* **Task requirements**:
Which lines include the word "Managers"? Copy each of them.

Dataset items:
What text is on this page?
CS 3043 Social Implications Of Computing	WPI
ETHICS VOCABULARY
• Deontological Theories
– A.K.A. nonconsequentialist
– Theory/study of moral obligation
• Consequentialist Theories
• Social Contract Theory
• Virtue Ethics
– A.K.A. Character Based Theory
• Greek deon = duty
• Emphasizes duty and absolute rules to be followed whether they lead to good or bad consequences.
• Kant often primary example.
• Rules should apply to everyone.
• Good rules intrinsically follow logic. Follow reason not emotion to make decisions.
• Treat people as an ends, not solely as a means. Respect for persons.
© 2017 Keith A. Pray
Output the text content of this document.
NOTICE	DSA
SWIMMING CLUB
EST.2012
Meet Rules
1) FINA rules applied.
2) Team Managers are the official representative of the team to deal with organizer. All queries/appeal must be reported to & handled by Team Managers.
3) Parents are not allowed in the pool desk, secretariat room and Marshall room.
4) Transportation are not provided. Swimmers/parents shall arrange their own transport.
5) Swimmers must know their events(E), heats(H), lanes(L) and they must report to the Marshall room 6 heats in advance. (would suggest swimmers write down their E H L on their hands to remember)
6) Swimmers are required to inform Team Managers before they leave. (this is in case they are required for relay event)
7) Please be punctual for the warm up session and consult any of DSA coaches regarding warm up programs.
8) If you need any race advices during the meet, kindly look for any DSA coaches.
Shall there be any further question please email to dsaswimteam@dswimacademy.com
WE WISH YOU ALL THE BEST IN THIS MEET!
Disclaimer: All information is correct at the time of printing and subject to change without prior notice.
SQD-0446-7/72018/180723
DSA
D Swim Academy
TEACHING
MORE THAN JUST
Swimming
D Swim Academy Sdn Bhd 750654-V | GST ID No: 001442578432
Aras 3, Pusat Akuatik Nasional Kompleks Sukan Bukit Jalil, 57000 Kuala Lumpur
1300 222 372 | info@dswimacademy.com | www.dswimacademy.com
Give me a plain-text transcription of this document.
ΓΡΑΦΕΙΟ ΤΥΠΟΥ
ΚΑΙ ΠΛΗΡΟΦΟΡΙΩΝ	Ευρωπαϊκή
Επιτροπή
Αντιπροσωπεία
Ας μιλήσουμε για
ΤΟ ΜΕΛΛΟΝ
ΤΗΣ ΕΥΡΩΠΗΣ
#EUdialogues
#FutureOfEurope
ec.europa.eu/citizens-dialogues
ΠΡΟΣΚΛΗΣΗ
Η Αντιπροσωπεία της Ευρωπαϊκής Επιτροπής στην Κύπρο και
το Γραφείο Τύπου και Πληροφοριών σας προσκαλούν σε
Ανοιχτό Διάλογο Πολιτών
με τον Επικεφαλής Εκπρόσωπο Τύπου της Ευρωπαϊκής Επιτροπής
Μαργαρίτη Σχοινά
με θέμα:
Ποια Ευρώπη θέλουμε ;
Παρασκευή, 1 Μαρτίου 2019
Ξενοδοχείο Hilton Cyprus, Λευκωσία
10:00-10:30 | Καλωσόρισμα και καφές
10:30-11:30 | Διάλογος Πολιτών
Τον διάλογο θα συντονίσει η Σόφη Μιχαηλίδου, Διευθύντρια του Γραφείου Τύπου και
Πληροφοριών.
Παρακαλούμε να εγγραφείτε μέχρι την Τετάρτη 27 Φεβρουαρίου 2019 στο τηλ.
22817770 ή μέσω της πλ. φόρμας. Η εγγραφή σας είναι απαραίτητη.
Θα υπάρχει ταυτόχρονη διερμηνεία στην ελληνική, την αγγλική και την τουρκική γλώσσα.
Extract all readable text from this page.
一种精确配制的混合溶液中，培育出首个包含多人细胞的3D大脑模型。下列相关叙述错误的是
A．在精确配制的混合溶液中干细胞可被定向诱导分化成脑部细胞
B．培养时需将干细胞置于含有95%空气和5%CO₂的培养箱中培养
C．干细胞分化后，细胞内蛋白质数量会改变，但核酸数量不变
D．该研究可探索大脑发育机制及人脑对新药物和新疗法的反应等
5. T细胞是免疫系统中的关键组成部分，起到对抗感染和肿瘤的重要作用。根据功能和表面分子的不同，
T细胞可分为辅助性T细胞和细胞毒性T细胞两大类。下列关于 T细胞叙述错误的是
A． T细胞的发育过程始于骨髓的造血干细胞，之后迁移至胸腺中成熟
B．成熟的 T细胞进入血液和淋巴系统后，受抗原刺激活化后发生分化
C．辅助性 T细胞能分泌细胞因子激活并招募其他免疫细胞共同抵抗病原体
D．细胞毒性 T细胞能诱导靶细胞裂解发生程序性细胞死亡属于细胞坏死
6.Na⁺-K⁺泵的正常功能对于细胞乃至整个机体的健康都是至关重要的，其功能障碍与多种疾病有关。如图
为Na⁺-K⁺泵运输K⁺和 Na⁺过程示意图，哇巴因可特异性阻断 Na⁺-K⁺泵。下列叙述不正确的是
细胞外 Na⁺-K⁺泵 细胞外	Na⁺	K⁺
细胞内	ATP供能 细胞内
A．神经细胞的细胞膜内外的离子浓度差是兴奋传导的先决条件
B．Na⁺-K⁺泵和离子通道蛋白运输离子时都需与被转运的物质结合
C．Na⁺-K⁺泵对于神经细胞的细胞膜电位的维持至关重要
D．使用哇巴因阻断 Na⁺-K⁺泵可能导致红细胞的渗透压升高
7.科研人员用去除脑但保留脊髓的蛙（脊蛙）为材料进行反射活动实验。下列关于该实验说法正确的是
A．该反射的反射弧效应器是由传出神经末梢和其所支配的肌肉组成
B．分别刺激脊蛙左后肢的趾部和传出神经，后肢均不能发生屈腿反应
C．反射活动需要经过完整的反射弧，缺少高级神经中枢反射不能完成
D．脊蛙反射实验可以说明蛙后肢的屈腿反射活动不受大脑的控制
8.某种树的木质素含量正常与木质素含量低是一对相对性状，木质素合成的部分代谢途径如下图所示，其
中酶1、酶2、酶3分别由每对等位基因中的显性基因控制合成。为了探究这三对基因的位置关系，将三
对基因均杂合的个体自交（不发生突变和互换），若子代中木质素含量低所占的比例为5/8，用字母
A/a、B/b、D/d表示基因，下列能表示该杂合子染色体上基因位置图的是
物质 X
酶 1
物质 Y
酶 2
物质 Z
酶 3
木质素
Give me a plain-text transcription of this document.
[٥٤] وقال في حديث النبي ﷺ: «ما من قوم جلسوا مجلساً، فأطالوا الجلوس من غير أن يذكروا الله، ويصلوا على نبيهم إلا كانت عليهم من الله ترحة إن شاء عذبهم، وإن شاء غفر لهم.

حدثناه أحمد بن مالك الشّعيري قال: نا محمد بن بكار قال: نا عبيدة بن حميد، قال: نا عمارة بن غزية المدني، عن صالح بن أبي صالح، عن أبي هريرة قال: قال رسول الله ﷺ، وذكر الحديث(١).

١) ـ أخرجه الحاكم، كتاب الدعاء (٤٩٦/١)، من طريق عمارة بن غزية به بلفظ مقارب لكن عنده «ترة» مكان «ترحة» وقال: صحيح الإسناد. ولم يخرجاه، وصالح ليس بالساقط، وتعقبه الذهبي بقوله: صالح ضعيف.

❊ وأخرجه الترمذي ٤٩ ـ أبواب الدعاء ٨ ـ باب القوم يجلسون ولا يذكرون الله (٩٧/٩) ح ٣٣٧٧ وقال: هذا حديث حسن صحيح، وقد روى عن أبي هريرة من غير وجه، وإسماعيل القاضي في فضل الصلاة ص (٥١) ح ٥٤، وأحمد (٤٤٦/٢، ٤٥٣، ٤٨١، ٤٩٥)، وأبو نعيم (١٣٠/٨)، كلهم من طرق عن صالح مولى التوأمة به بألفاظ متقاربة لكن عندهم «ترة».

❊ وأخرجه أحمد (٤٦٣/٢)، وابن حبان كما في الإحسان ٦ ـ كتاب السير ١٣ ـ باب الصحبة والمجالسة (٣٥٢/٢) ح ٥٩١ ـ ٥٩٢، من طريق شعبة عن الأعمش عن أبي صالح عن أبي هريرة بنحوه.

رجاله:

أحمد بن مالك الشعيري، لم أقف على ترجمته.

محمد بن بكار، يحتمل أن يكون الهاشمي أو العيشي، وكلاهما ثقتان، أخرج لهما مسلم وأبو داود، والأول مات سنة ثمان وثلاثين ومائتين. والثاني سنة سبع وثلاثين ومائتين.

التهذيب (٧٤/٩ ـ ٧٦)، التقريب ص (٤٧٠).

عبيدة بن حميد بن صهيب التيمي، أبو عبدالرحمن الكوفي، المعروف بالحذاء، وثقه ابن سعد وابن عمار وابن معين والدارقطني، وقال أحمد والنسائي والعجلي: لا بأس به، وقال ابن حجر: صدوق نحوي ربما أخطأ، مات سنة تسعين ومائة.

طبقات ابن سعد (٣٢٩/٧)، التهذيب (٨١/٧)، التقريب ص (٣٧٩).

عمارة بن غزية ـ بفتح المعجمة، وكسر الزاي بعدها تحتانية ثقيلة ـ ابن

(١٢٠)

* **Written reply**:
2) Team Managers are the official representative of the team to deal with organizer. All queries/appeal must be reported to & handled by Team Managers.
6) Swimmers are required to inform Team Managers before they leave. (this is in case they are required for relay event)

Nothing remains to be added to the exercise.